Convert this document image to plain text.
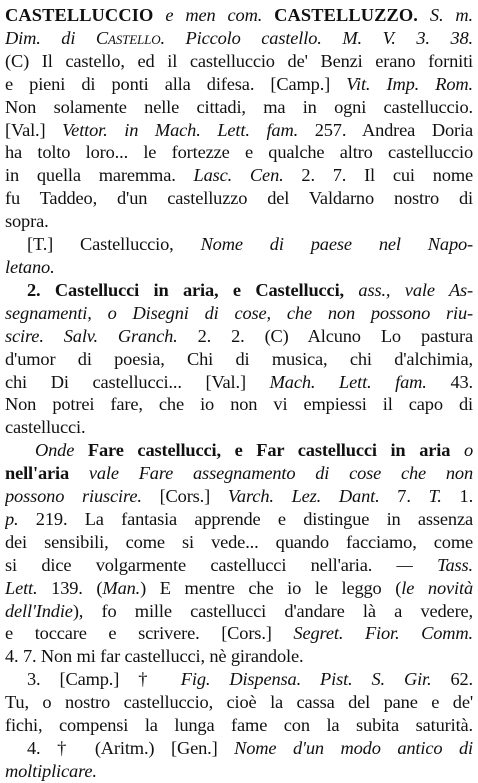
CASTELLUCCIO e men com. CASTELLUZZO. S. m.
Dim. di Castello. Piccolo castello. M. V. 3. 38.
(C) Il castello, ed il castelluccio de' Benzi erano forniti
e pieni di ponti alla difesa. [Camp.] Vit. Imp. Rom.
Non solamente nelle cittadi, ma in ogni castelluccio.
[Val.] Vettor. in Mach. Lett. fam. 257. Andrea Doria
ha tolto loro... le fortezze e qualche altro castelluccio
in quella maremma. Lasc. Cen. 2. 7. Il cui nome
fu Taddeo, d'un castelluzzo del Valdarno nostro di
sopra.
[T.] Castelluccio, Nome di paese nel Napo-
letano.
2. Castellucci in aria, e Castellucci, ass., vale As-
segnamenti, o Disegni di cose, che non possono riu-
scire. Salv. Granch. 2. 2. (C) Alcuno Lo pastura
d'umor di poesia, Chi di musica, chi d'alchimia,
chi Di castellucci... [Val.] Mach. Lett. fam. 43.
Non potrei fare, che io non vi empiessi il capo di
castellucci.
Onde Fare castellucci, e Far castellucci in aria o
nell'aria vale Fare assegnamento di cose che non
possono riuscire. [Cors.] Varch. Lez. Dant. 7. T. 1.
p. 219. La fantasia apprende e distingue in assenza
dei sensibili, come si vede... quando facciamo, come
si dice volgarmente castellucci nell'aria. — Tass.
Lett. 139. (Man.) E mentre che io le leggo (le novità
dell'Indie), fo mille castellucci d'andare là a vedere,
e toccare e scrivere. [Cors.] Segret. Fior. Comm.
4. 7. Non mi far castellucci, nè girandole.
3. [Camp.] † Fig. Dispensa. Pist. S. Gir. 62.
Tu, o nostro castelluccio, cioè la cassa del pane e de'
fichi, compensi la lunga fame con la subita saturità.
4. † (Aritm.) [Gen.] Nome d'un modo antico di
moltiplicare.
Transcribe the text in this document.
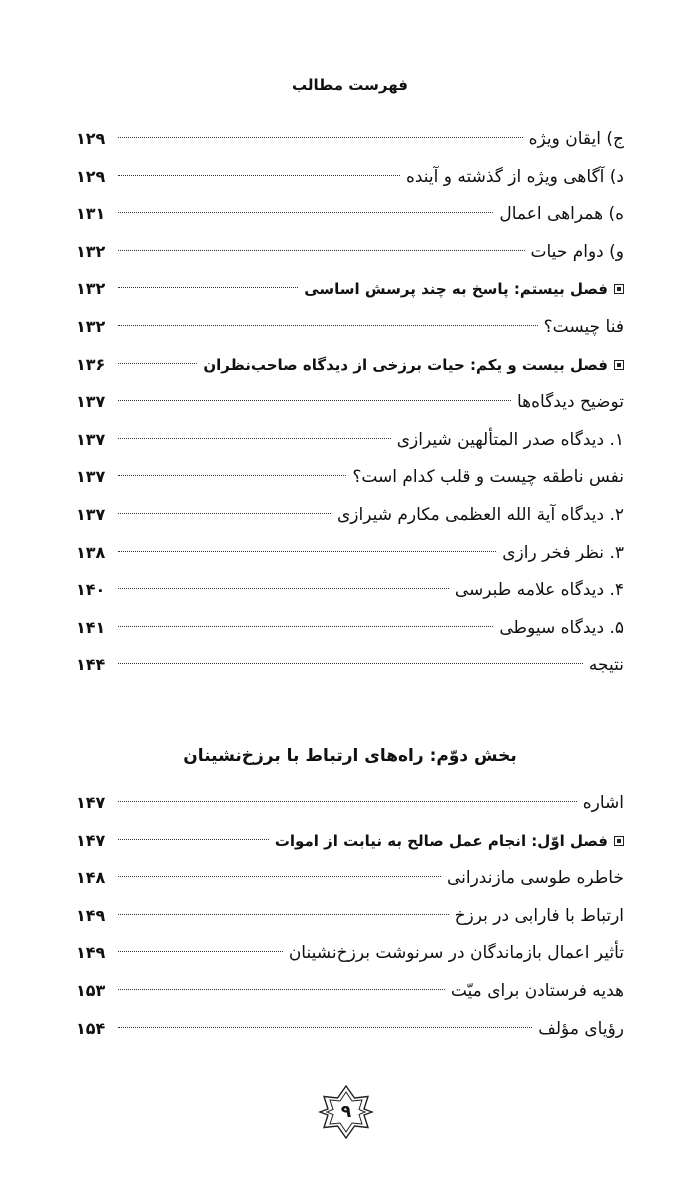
فهرست مطالب
ج) ایقان ویژه
۱۲۹
د) آگاهی ویژه از گذشته و آینده
۱۲۹
ه) همراهی اعمال
۱۳۱
و) دوام حیات
۱۳۲
فصل بیستم: پاسخ به چند پرسش اساسی
۱۳۲
فنا چیست؟
۱۳۲
فصل بیست و یکم: حیات برزخی از دیدگاه صاحب‌نظران
۱۳۶
توضیح دیدگاه‌ها
۱۳۷
۱. دیدگاه صدر المتألهین شیرازی
۱۳۷
نفس ناطقه چیست و قلب کدام است؟
۱۳۷
۲. دیدگاه آیة الله العظمی مکارم شیرازی
۱۳۷
۳. نظر فخر رازی
۱۳۸
۴. دیدگاه علامه طبرسی
۱۴۰
۵. دیدگاه سیوطی
۱۴۱
نتیجه
۱۴۴
بخش دوّم: راه‌های ارتباط با برزخ‌نشینان
اشاره
۱۴۷
فصل اوّل: انجام عمل صالح به نیابت از اموات
۱۴۷
خاطره طوسی مازندرانی
۱۴۸
ارتباط با فارابی در برزخ
۱۴۹
تأثیر اعمال بازماندگان در سرنوشت برزخ‌نشینان
۱۴۹
هدیه فرستادن برای میّت
۱۵۳
رؤیای مؤلف
۱۵۴
۹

━━━━

Reproduce every record above exactly, but leave out the pictures.

Convert this document image to plain text.
CASTELLUCCIO e men com. CASTELLUZZO. S. m.
Dim. di Castello. Piccolo castello. M. V. 3. 38.
(C) Il castello, ed il castelluccio de' Benzi erano forniti
e pieni di ponti alla difesa. [Camp.] Vit. Imp. Rom.
Non solamente nelle cittadi, ma in ogni castelluccio.
[Val.] Vettor. in Mach. Lett. fam. 257. Andrea Doria
ha tolto loro... le fortezze e qualche altro castelluccio
in quella maremma. Lasc. Cen. 2. 7. Il cui nome
fu Taddeo, d'un castelluzzo del Valdarno nostro di
sopra.
[T.] Castelluccio, Nome di paese nel Napo-
letano.
2. Castellucci in aria, e Castellucci, ass., vale As-
segnamenti, o Disegni di cose, che non possono riu-
scire. Salv. Granch. 2. 2. (C) Alcuno Lo pastura
d'umor di poesia, Chi di musica, chi d'alchimia,
chi Di castellucci... [Val.] Mach. Lett. fam. 43.
Non potrei fare, che io non vi empiessi il capo di
castellucci.
Onde Fare castellucci, e Far castellucci in aria o
nell'aria vale Fare assegnamento di cose che non
possono riuscire. [Cors.] Varch. Lez. Dant. 7. T. 1.
p. 219. La fantasia apprende e distingue in assenza
dei sensibili, come si vede... quando facciamo, come
si dice volgarmente castellucci nell'aria. — Tass.
Lett. 139. (Man.) E mentre che io le leggo (le novità
dell'Indie), fo mille castellucci d'andare là a vedere,
e toccare e scrivere. [Cors.] Segret. Fior. Comm.
4. 7. Non mi far castellucci, nè girandole.
3. [Camp.] † Fig. Dispensa. Pist. S. Gir. 62.
Tu, o nostro castelluccio, cioè la cassa del pane e de'
fichi, compensi la lunga fame con la subita saturità.
4. † (Aritm.) [Gen.] Nome d'un modo antico di
moltiplicare.
Transcribe the text in this document.
فهرست مطالب
ج) ایقان ویژه
۱۲۹
د) آگاهی ویژه از گذشته و آینده
۱۲۹
ه) همراهی اعمال
۱۳۱
و) دوام حیات
۱۳۲
فصل بیستم: پاسخ به چند پرسش اساسی
۱۳۲
فنا چیست؟
۱۳۲
فصل بیست و یکم: حیات برزخی از دیدگاه صاحب‌نظران
۱۳۶
توضیح دیدگاه‌ها
۱۳۷
۱. دیدگاه صدر المتألهین شیرازی
۱۳۷
نفس ناطقه چیست و قلب کدام است؟
۱۳۷
۲. دیدگاه آیة الله العظمی مکارم شیرازی
۱۳۷
۳. نظر فخر رازی
۱۳۸
۴. دیدگاه علامه طبرسی
۱۴۰
۵. دیدگاه سیوطی
۱۴۱
نتیجه
۱۴۴
بخش دوّم: راه‌های ارتباط با برزخ‌نشینان
اشاره
۱۴۷
فصل اوّل: انجام عمل صالح به نیابت از اموات
۱۴۷
خاطره طوسی مازندرانی
۱۴۸
ارتباط با فارابی در برزخ
۱۴۹
تأثیر اعمال بازماندگان در سرنوشت برزخ‌نشینان
۱۴۹
هدیه فرستادن برای میّت
۱۵۳
رؤیای مؤلف
۱۵۴
۹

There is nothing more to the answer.